WORK INSTRUCTIONS:
Restate, word for word, every line of the data.

(Stored data)
'''

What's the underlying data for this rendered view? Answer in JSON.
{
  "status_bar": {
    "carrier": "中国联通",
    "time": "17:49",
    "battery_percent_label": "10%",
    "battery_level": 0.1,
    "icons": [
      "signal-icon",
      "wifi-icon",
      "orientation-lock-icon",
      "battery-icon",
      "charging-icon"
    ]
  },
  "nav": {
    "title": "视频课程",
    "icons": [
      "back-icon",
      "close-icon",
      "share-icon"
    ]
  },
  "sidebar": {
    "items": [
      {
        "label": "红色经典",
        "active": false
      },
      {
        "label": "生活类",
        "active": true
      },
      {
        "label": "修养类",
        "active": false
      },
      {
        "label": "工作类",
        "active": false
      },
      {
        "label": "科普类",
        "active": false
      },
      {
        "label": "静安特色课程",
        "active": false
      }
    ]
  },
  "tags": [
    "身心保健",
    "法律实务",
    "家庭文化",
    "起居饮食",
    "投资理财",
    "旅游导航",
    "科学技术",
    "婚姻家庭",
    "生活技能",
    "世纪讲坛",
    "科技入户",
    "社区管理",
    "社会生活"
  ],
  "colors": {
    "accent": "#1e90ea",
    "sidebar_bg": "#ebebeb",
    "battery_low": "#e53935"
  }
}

'''

EXERCISE RESPONSE:
What's the underlying data for this rendered view? Answer in JSON.
{
  "status_bar": {
    "carrier": "中国联通",
    "time": "17:49",
    "battery_percent_label": "10%",
    "battery_level": 0.1,
    "icons": [
      "signal-icon",
      "wifi-icon",
      "orientation-lock-icon",
      "battery-icon",
      "charging-icon"
    ]
  },
  "nav": {
    "title": "视频课程",
    "icons": [
      "back-icon",
      "close-icon",
      "share-icon"
    ]
  },
  "sidebar": {
    "items": [
      {
        "label": "红色经典",
        "active": false
      },
      {
        "label": "生活类",
        "active": true
      },
      {
        "label": "修养类",
        "active": false
      },
      {
        "label": "工作类",
        "active": false
      },
      {
        "label": "科普类",
        "active": false
      },
      {
        "label": "静安特色课程",
        "active": false
      }
    ]
  },
  "tags": [
    "身心保健",
    "法律实务",
    "家庭文化",
    "起居饮食",
    "投资理财",
    "旅游导航",
    "科学技术",
    "婚姻家庭",
    "生活技能",
    "世纪讲坛",
    "科技入户",
    "社区管理",
    "社会生活"
  ],
  "colors": {
    "accent": "#1e90ea",
    "sidebar_bg": "#ebebeb",
    "battery_low": "#e53935"
  }
}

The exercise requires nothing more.